● **Saved data entries**:
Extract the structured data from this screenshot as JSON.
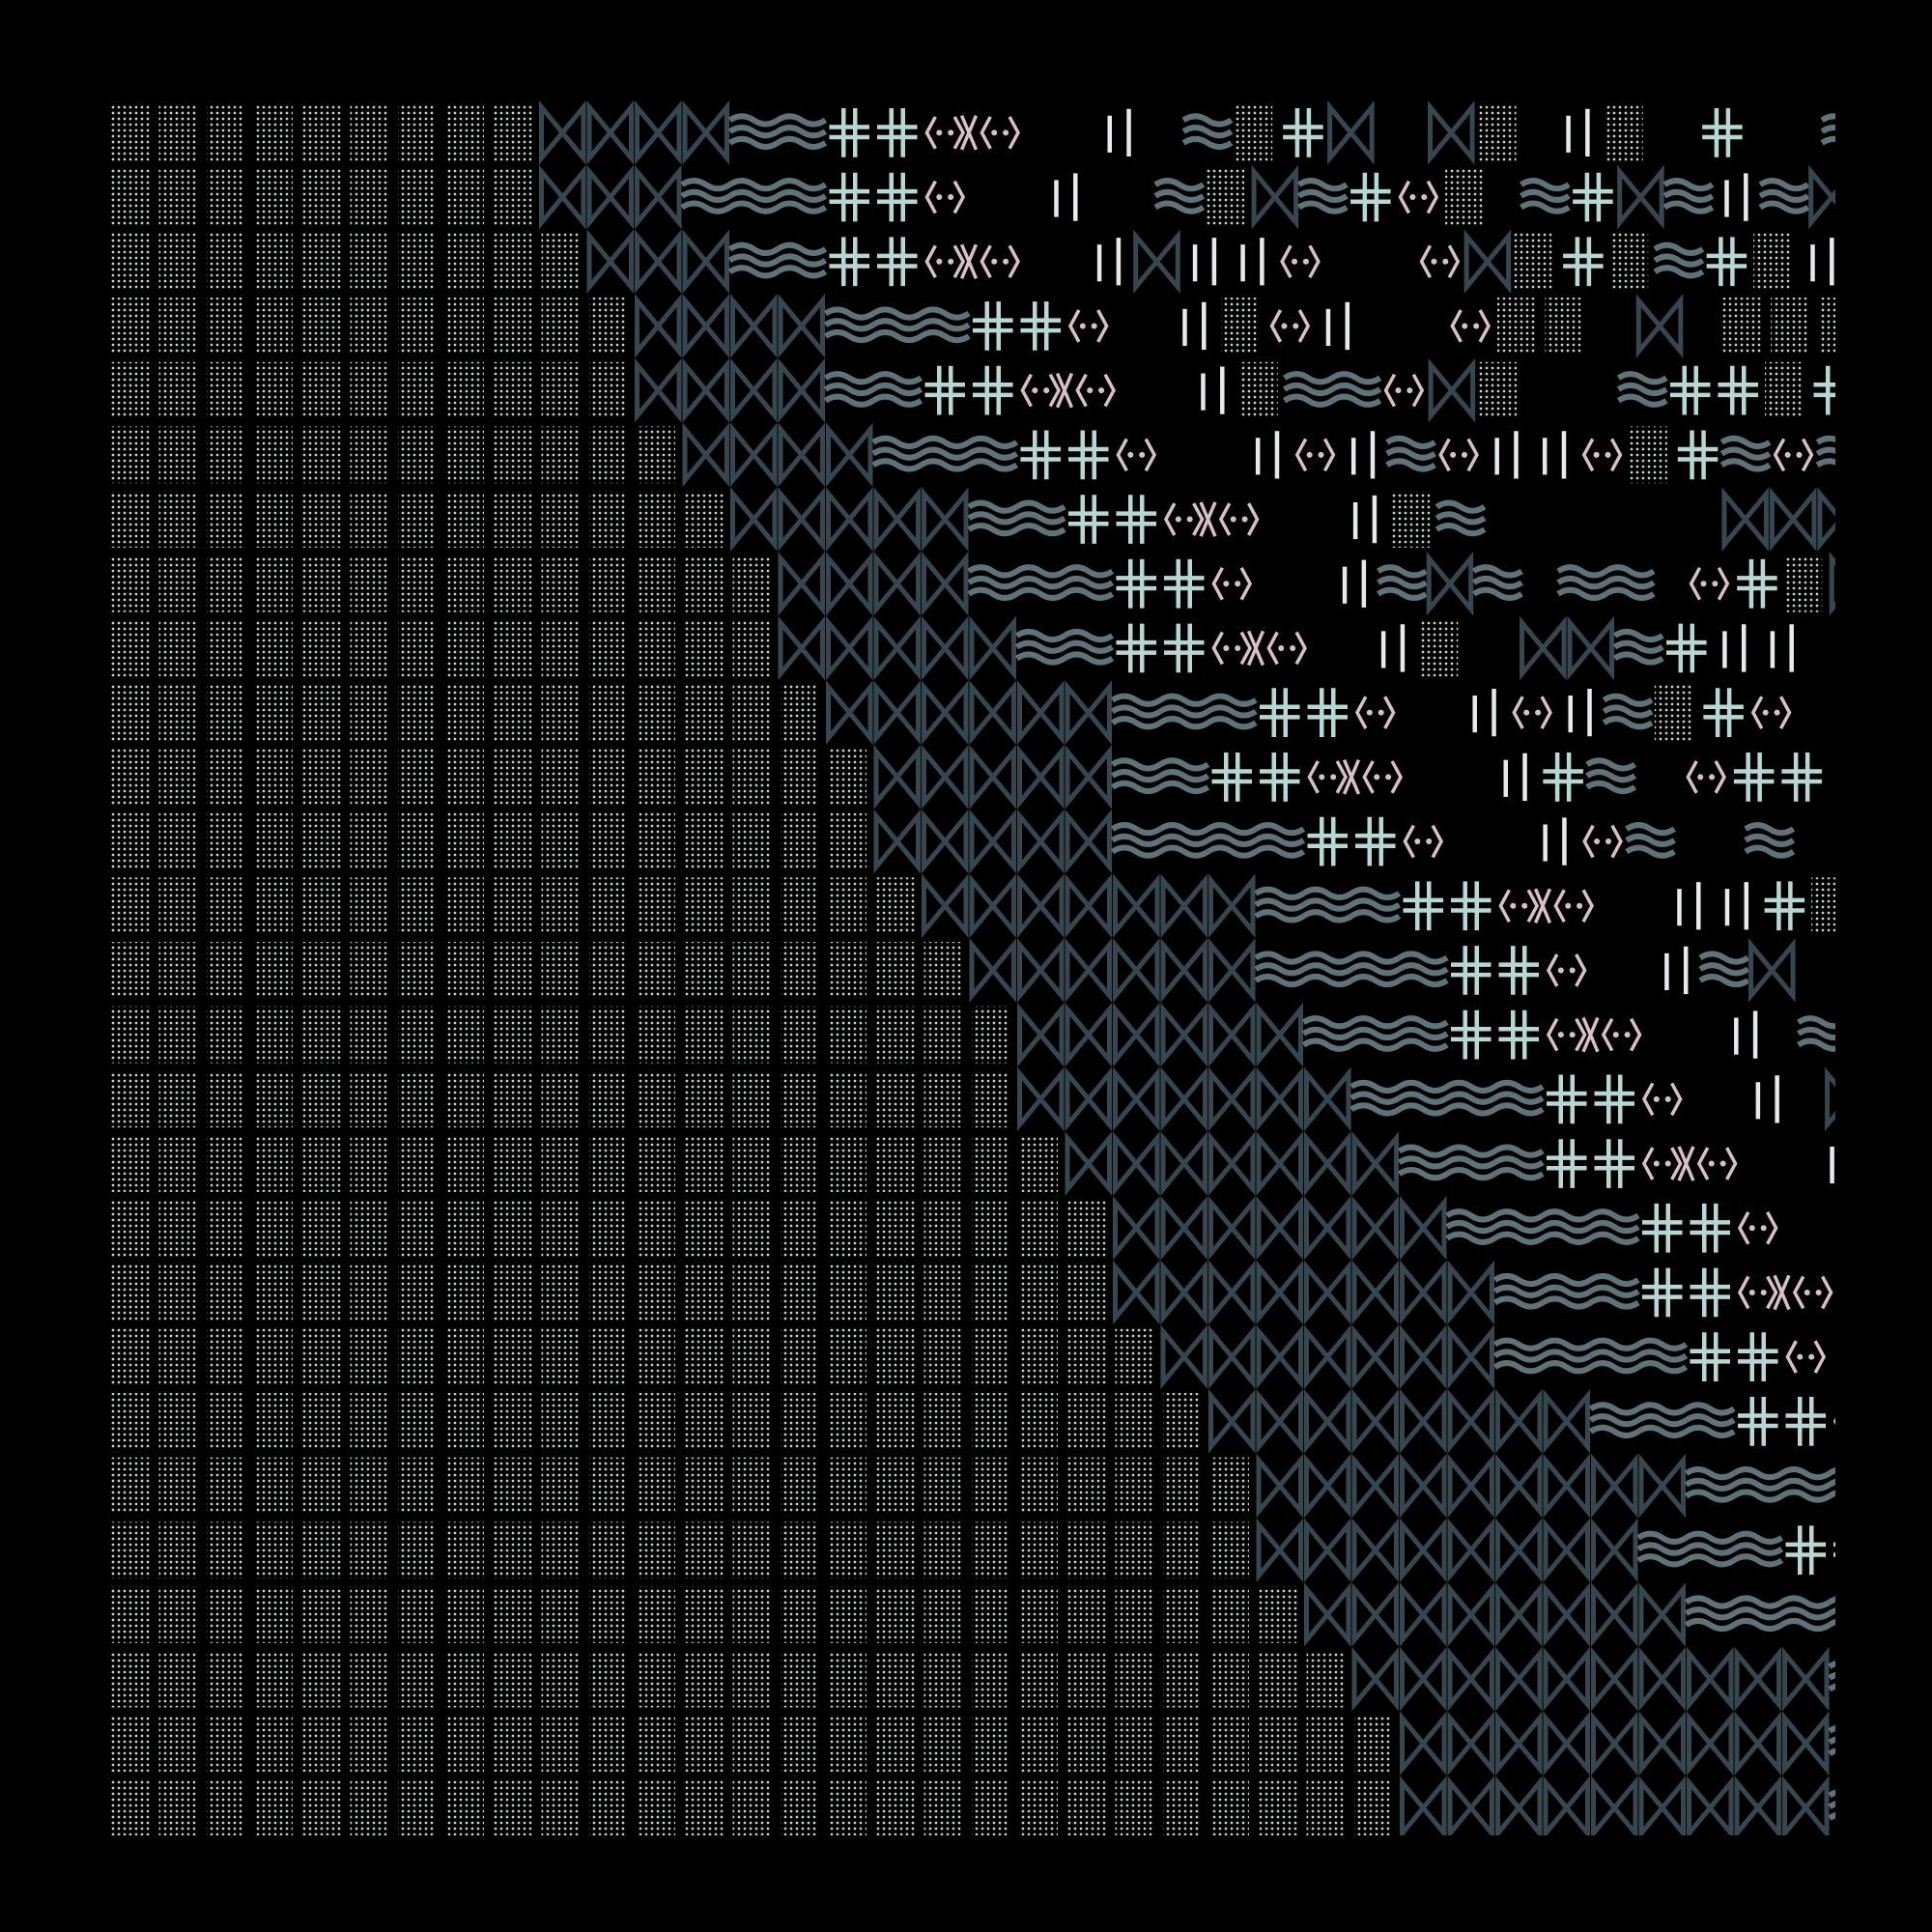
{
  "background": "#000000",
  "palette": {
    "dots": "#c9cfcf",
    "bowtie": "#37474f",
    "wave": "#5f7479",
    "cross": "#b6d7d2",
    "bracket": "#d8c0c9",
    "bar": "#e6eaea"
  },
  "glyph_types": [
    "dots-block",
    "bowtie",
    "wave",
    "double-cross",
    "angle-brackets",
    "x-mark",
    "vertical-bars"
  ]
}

● **WRITTEN PROBLEM**: Copy out all the records exactly, excluding pictures.

● **WRITTEN REPLY**:
Extract the structured data from this screenshot as JSON.
{
  "background": "#000000",
  "palette": {
    "dots": "#c9cfcf",
    "bowtie": "#37474f",
    "wave": "#5f7479",
    "cross": "#b6d7d2",
    "bracket": "#d8c0c9",
    "bar": "#e6eaea"
  },
  "glyph_types": [
    "dots-block",
    "bowtie",
    "wave",
    "double-cross",
    "angle-brackets",
    "x-mark",
    "vertical-bars"
  ]
}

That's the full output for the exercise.